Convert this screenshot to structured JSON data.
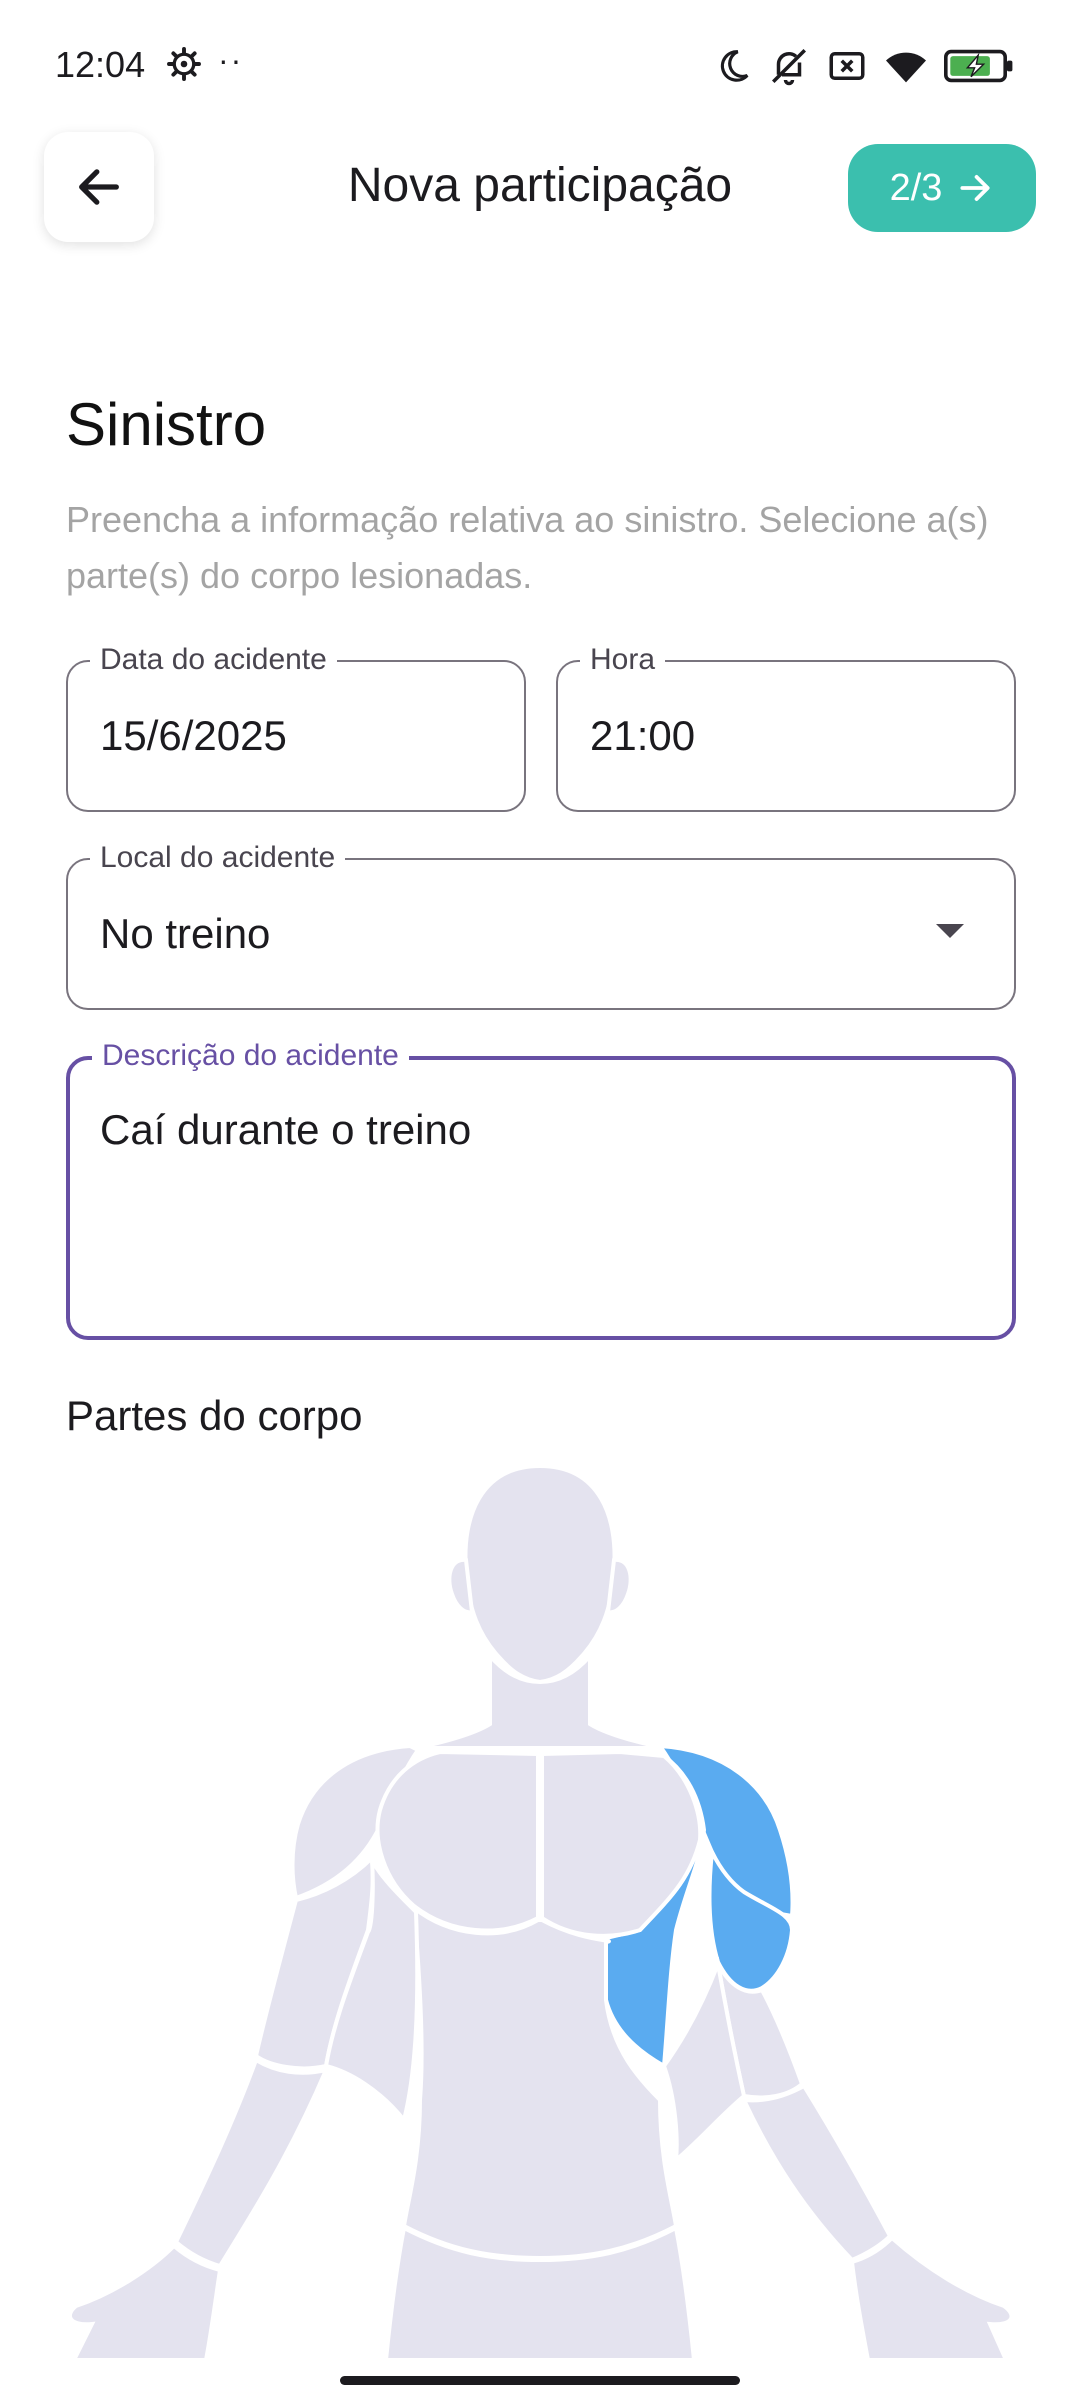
{
  "status_bar": {
    "time": "12:04",
    "dots": "··",
    "icons": [
      "gear-icon",
      "moon-icon",
      "bell-off-icon",
      "close-box-icon",
      "wifi-icon",
      "battery-charging-icon"
    ]
  },
  "app_bar": {
    "title": "Nova participação",
    "step_label": "2/3",
    "back_icon": "arrow-left-icon",
    "next_icon": "arrow-right-icon"
  },
  "section": {
    "title": "Sinistro",
    "description": "Preencha a informação relativa ao sinistro. Selecione a(s) parte(s) do corpo lesionadas."
  },
  "form": {
    "date": {
      "label": "Data do acidente",
      "value": "15/6/2025"
    },
    "time": {
      "label": "Hora",
      "value": "21:00"
    },
    "location": {
      "label": "Local do acidente",
      "value": "No treino"
    },
    "description": {
      "label": "Descrição do acidente",
      "value": "Caí durante o treino"
    }
  },
  "body_parts": {
    "title": "Partes do corpo",
    "selected": [
      "left-chest",
      "left-shoulder"
    ],
    "colors": {
      "unselected": "#e4e3ef",
      "selected": "#5aabf0"
    }
  },
  "colors": {
    "accent": "#3bbfae",
    "focus": "#6750a4"
  }
}
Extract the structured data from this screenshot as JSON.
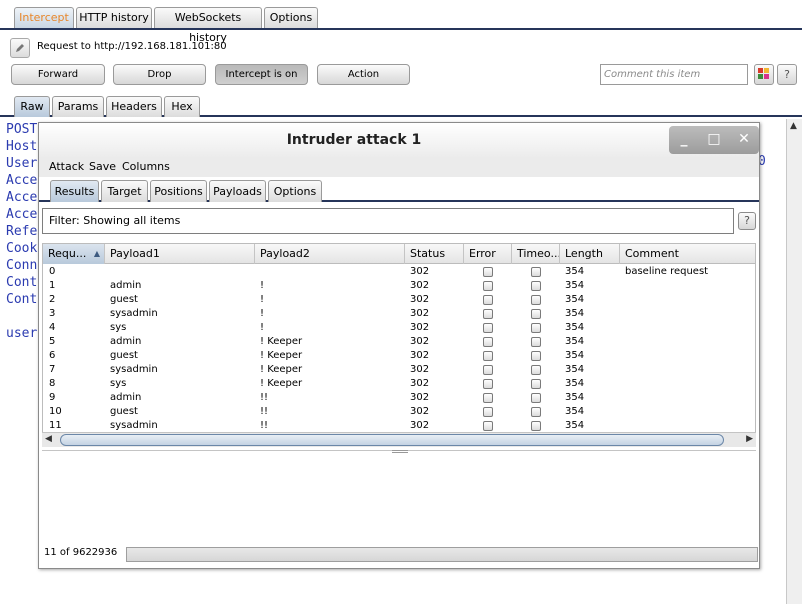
{
  "proxy_tabs": [
    "Intercept",
    "HTTP history",
    "WebSockets history",
    "Options"
  ],
  "request_label": "Request to http://192.168.181.101:80",
  "buttons": {
    "forward": "Forward",
    "drop": "Drop",
    "intercept": "Intercept is on",
    "action": "Action"
  },
  "comment_placeholder": "Comment this item",
  "help_glyph": "?",
  "message_tabs": [
    "Raw",
    "Params",
    "Headers",
    "Hex"
  ],
  "raw_lines": [
    "POST",
    "Host",
    "User",
    "Acce",
    "Acce",
    "Acce",
    "Refe",
    "Cook",
    "Conn",
    "Cont",
    "Cont",
    "",
    "user"
  ],
  "raw_right_fragment": "0",
  "intruder": {
    "title": "Intruder attack 1",
    "window_buttons": [
      "_",
      "□",
      "✕"
    ],
    "menu": [
      "Attack",
      "Save",
      "Columns"
    ],
    "tabs": [
      "Results",
      "Target",
      "Positions",
      "Payloads",
      "Options"
    ],
    "filter": "Filter:  Showing all items",
    "columns": [
      "Requ...",
      "Payload1",
      "Payload2",
      "Status",
      "Error",
      "Timeo...",
      "Length",
      "Comment"
    ],
    "rows": [
      {
        "req": "0",
        "p1": "",
        "p2": "",
        "status": "302",
        "length": "354",
        "comment": "baseline request"
      },
      {
        "req": "1",
        "p1": "admin",
        "p2": "!",
        "status": "302",
        "length": "354",
        "comment": ""
      },
      {
        "req": "2",
        "p1": "guest",
        "p2": "!",
        "status": "302",
        "length": "354",
        "comment": ""
      },
      {
        "req": "3",
        "p1": "sysadmin",
        "p2": "!",
        "status": "302",
        "length": "354",
        "comment": ""
      },
      {
        "req": "4",
        "p1": "sys",
        "p2": "!",
        "status": "302",
        "length": "354",
        "comment": ""
      },
      {
        "req": "5",
        "p1": "admin",
        "p2": "! Keeper",
        "status": "302",
        "length": "354",
        "comment": ""
      },
      {
        "req": "6",
        "p1": "guest",
        "p2": "! Keeper",
        "status": "302",
        "length": "354",
        "comment": ""
      },
      {
        "req": "7",
        "p1": "sysadmin",
        "p2": "! Keeper",
        "status": "302",
        "length": "354",
        "comment": ""
      },
      {
        "req": "8",
        "p1": "sys",
        "p2": "! Keeper",
        "status": "302",
        "length": "354",
        "comment": ""
      },
      {
        "req": "9",
        "p1": "admin",
        "p2": "!!",
        "status": "302",
        "length": "354",
        "comment": ""
      },
      {
        "req": "10",
        "p1": "guest",
        "p2": "!!",
        "status": "302",
        "length": "354",
        "comment": ""
      },
      {
        "req": "11",
        "p1": "sysadmin",
        "p2": "!!",
        "status": "302",
        "length": "354",
        "comment": ""
      }
    ],
    "status_text": "11 of 9622936"
  },
  "colors": {
    "accent_tab_text": "#e8862a",
    "raw_text": "#2b3bb0",
    "divider": "#26355a"
  }
}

::::::::::

## SET EXERCISE
Write out the material above once more, exactly as it reads, with no pictures.

## TASK SOLUTION
Convert this screenshot to structured JSON data.
{
  "status_bar": {
    "time": "12:04",
    "dots": "··",
    "icons": [
      "gear-icon",
      "moon-icon",
      "bell-off-icon",
      "close-box-icon",
      "wifi-icon",
      "battery-charging-icon"
    ]
  },
  "app_bar": {
    "title": "Nova participação",
    "step_label": "2/3",
    "back_icon": "arrow-left-icon",
    "next_icon": "arrow-right-icon"
  },
  "section": {
    "title": "Sinistro",
    "description": "Preencha a informação relativa ao sinistro. Selecione a(s) parte(s) do corpo lesionadas."
  },
  "form": {
    "date": {
      "label": "Data do acidente",
      "value": "15/6/2025"
    },
    "time": {
      "label": "Hora",
      "value": "21:00"
    },
    "location": {
      "label": "Local do acidente",
      "value": "No treino"
    },
    "description": {
      "label": "Descrição do acidente",
      "value": "Caí durante o treino"
    }
  },
  "body_parts": {
    "title": "Partes do corpo",
    "selected": [
      "left-chest",
      "left-shoulder"
    ],
    "colors": {
      "unselected": "#e4e3ef",
      "selected": "#5aabf0"
    }
  },
  "colors": {
    "accent": "#3bbfae",
    "focus": "#6750a4"
  }
}
Extract the structured data from this screenshot as JSON.
{
  "proxy_tabs": [
    "Intercept",
    "HTTP history",
    "WebSockets history",
    "Options"
  ],
  "request_label": "Request to http://192.168.181.101:80",
  "buttons": {
    "forward": "Forward",
    "drop": "Drop",
    "intercept": "Intercept is on",
    "action": "Action"
  },
  "comment_placeholder": "Comment this item",
  "help_glyph": "?",
  "message_tabs": [
    "Raw",
    "Params",
    "Headers",
    "Hex"
  ],
  "raw_lines": [
    "POST",
    "Host",
    "User",
    "Acce",
    "Acce",
    "Acce",
    "Refe",
    "Cook",
    "Conn",
    "Cont",
    "Cont",
    "",
    "user"
  ],
  "raw_right_fragment": "0",
  "intruder": {
    "title": "Intruder attack 1",
    "window_buttons": [
      "_",
      "□",
      "✕"
    ],
    "menu": [
      "Attack",
      "Save",
      "Columns"
    ],
    "tabs": [
      "Results",
      "Target",
      "Positions",
      "Payloads",
      "Options"
    ],
    "filter": "Filter:  Showing all items",
    "columns": [
      "Requ...",
      "Payload1",
      "Payload2",
      "Status",
      "Error",
      "Timeo...",
      "Length",
      "Comment"
    ],
    "rows": [
      {
        "req": "0",
        "p1": "",
        "p2": "",
        "status": "302",
        "length": "354",
        "comment": "baseline request"
      },
      {
        "req": "1",
        "p1": "admin",
        "p2": "!",
        "status": "302",
        "length": "354",
        "comment": ""
      },
      {
        "req": "2",
        "p1": "guest",
        "p2": "!",
        "status": "302",
        "length": "354",
        "comment": ""
      },
      {
        "req": "3",
        "p1": "sysadmin",
        "p2": "!",
        "status": "302",
        "length": "354",
        "comment": ""
      },
      {
        "req": "4",
        "p1": "sys",
        "p2": "!",
        "status": "302",
        "length": "354",
        "comment": ""
      },
      {
        "req": "5",
        "p1": "admin",
        "p2": "! Keeper",
        "status": "302",
        "length": "354",
        "comment": ""
      },
      {
        "req": "6",
        "p1": "guest",
        "p2": "! Keeper",
        "status": "302",
        "length": "354",
        "comment": ""
      },
      {
        "req": "7",
        "p1": "sysadmin",
        "p2": "! Keeper",
        "status": "302",
        "length": "354",
        "comment": ""
      },
      {
        "req": "8",
        "p1": "sys",
        "p2": "! Keeper",
        "status": "302",
        "length": "354",
        "comment": ""
      },
      {
        "req": "9",
        "p1": "admin",
        "p2": "!!",
        "status": "302",
        "length": "354",
        "comment": ""
      },
      {
        "req": "10",
        "p1": "guest",
        "p2": "!!",
        "status": "302",
        "length": "354",
        "comment": ""
      },
      {
        "req": "11",
        "p1": "sysadmin",
        "p2": "!!",
        "status": "302",
        "length": "354",
        "comment": ""
      }
    ],
    "status_text": "11 of 9622936"
  },
  "colors": {
    "accent_tab_text": "#e8862a",
    "raw_text": "#2b3bb0",
    "divider": "#26355a"
  }
}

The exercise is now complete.